--- Start TASK INPUTS ---

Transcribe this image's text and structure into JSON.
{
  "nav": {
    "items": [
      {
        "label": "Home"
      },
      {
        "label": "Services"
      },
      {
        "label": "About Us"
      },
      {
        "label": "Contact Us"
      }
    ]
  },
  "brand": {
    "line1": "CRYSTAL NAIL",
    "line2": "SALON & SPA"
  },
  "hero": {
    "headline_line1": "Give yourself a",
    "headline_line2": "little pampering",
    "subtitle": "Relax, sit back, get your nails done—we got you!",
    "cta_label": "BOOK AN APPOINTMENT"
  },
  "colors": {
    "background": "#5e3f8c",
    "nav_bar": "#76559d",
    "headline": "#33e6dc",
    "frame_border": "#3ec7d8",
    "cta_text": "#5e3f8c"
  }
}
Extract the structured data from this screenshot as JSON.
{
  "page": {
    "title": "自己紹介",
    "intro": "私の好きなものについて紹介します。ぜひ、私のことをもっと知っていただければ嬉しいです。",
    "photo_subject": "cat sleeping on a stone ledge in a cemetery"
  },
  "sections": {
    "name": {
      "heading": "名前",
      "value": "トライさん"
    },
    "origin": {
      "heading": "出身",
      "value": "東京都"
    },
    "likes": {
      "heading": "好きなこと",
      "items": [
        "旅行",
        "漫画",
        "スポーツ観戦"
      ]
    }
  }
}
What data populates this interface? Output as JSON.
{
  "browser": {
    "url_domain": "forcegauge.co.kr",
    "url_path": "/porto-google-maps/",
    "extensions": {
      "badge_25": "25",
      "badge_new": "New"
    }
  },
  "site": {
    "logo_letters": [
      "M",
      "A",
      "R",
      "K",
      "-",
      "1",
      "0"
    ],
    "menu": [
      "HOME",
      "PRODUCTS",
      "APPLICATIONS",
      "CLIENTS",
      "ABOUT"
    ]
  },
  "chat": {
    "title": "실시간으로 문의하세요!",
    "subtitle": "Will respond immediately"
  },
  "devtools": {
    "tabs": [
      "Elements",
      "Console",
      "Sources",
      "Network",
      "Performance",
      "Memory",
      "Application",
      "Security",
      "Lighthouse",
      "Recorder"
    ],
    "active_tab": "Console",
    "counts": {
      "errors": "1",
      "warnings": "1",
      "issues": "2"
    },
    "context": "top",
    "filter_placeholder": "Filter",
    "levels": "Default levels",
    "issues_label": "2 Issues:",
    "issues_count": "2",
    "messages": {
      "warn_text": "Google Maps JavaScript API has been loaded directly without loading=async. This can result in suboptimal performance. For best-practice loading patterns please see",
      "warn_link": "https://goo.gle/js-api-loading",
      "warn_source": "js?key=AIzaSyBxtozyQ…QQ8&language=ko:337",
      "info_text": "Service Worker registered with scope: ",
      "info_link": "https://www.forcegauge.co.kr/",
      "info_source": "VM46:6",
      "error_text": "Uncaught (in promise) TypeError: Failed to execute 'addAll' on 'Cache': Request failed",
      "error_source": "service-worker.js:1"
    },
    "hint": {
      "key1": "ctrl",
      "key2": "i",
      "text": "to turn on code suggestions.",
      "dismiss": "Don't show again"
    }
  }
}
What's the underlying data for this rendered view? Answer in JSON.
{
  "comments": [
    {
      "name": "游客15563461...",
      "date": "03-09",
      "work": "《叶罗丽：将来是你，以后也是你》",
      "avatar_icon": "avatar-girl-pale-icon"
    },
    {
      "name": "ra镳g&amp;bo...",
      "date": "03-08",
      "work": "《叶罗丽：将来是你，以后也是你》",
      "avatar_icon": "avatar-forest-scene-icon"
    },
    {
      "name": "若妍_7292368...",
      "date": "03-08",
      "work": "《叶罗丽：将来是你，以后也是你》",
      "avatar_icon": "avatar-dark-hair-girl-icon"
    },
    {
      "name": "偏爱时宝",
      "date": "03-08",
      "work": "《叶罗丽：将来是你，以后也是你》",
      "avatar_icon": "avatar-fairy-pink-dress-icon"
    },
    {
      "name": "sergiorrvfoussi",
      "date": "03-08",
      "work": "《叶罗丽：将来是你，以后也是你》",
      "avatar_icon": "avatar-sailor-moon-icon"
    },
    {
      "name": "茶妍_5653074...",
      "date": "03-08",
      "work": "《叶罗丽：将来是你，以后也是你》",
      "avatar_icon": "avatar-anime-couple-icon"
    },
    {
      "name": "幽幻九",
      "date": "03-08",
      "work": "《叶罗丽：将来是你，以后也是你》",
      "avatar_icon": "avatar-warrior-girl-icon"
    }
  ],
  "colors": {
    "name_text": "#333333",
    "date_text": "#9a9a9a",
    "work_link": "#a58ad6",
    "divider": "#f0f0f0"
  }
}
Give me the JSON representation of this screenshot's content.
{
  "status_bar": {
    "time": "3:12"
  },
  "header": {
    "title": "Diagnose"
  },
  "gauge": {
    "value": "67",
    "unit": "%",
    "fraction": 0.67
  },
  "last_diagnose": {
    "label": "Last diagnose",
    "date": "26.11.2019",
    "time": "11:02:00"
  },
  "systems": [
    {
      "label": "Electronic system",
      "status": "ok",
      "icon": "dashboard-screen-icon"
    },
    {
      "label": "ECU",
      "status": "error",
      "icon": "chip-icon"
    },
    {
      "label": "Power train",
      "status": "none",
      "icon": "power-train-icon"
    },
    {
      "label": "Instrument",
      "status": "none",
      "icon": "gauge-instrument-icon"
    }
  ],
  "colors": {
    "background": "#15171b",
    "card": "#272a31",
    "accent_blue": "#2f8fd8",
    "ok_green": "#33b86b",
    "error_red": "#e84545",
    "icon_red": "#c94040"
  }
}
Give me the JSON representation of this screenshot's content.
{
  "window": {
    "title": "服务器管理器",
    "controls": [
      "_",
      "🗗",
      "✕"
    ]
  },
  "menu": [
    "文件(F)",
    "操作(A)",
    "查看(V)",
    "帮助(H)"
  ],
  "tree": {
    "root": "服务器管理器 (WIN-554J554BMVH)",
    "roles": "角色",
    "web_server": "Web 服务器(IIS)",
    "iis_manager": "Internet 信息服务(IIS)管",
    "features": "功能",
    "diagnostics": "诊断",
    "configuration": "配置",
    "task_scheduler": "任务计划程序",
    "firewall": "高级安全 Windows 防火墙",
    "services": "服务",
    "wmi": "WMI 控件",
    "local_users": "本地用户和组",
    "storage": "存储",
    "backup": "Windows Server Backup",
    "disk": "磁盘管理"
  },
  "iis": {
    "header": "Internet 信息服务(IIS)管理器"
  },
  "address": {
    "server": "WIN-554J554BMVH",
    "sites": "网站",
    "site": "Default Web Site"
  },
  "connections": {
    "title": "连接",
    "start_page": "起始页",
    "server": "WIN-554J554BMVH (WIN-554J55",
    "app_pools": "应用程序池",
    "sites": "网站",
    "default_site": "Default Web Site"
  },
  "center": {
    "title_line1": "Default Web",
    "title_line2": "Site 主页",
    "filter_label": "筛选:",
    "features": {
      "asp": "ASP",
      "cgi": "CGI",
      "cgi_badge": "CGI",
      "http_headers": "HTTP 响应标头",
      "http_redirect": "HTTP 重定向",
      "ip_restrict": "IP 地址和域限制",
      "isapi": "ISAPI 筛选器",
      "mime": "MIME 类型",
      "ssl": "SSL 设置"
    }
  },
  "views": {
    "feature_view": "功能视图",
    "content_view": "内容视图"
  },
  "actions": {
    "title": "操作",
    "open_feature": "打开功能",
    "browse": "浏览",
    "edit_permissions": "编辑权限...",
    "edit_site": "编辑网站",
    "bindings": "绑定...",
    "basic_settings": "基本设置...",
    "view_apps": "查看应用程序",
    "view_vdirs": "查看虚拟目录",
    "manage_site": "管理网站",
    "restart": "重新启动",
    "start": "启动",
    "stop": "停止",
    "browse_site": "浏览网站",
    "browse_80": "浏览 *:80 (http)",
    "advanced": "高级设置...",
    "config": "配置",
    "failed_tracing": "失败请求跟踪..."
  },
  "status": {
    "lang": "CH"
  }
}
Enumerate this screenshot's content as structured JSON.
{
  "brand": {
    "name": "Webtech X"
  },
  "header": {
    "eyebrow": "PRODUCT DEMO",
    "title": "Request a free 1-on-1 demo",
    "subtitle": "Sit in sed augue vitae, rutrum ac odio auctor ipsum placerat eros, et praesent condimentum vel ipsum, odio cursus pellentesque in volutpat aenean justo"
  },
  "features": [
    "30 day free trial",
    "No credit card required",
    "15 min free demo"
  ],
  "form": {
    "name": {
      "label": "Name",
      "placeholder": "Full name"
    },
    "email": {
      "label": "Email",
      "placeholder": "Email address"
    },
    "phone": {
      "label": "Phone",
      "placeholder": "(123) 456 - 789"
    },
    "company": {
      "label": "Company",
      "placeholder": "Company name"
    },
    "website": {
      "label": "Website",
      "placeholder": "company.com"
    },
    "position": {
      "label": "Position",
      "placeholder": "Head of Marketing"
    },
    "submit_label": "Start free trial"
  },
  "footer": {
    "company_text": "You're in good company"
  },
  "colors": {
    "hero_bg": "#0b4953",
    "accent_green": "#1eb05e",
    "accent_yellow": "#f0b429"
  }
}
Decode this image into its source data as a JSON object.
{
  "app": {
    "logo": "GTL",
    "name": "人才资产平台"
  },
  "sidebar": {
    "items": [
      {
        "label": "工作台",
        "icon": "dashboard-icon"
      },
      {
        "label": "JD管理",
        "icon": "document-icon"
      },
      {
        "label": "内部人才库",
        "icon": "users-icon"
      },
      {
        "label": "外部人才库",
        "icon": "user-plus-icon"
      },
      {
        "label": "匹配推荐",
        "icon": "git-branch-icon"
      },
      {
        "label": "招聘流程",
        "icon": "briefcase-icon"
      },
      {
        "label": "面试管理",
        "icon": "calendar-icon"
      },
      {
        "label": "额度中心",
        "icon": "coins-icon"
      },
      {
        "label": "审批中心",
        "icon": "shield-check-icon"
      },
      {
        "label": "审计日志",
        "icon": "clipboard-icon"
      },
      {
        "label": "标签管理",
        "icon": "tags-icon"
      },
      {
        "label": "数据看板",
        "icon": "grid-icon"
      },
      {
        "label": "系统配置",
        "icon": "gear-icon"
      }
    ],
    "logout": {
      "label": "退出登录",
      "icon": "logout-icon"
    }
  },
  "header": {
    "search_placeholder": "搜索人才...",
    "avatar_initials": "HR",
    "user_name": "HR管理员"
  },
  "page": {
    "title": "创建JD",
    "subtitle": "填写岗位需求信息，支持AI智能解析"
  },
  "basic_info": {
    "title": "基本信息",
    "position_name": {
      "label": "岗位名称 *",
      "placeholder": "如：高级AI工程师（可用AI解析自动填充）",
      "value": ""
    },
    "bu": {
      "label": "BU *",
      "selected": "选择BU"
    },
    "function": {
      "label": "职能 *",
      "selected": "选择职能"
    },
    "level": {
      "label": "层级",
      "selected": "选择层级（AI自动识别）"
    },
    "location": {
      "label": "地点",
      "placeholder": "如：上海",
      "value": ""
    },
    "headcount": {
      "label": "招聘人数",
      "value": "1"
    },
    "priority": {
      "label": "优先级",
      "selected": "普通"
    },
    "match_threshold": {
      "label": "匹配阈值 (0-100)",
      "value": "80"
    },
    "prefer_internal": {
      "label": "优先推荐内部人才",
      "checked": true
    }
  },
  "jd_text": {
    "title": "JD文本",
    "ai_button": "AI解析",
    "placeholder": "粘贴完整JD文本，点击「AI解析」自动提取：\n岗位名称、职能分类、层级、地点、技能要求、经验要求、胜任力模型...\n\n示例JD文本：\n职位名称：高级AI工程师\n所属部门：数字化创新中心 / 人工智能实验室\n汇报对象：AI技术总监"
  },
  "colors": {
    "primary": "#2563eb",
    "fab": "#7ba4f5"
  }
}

--- End TASK INPUTS ---

#### TASK TO COMPLETE
How many lines in these records hold the string "heading"? Reply with the number alone.

#### TASK ANSWER
3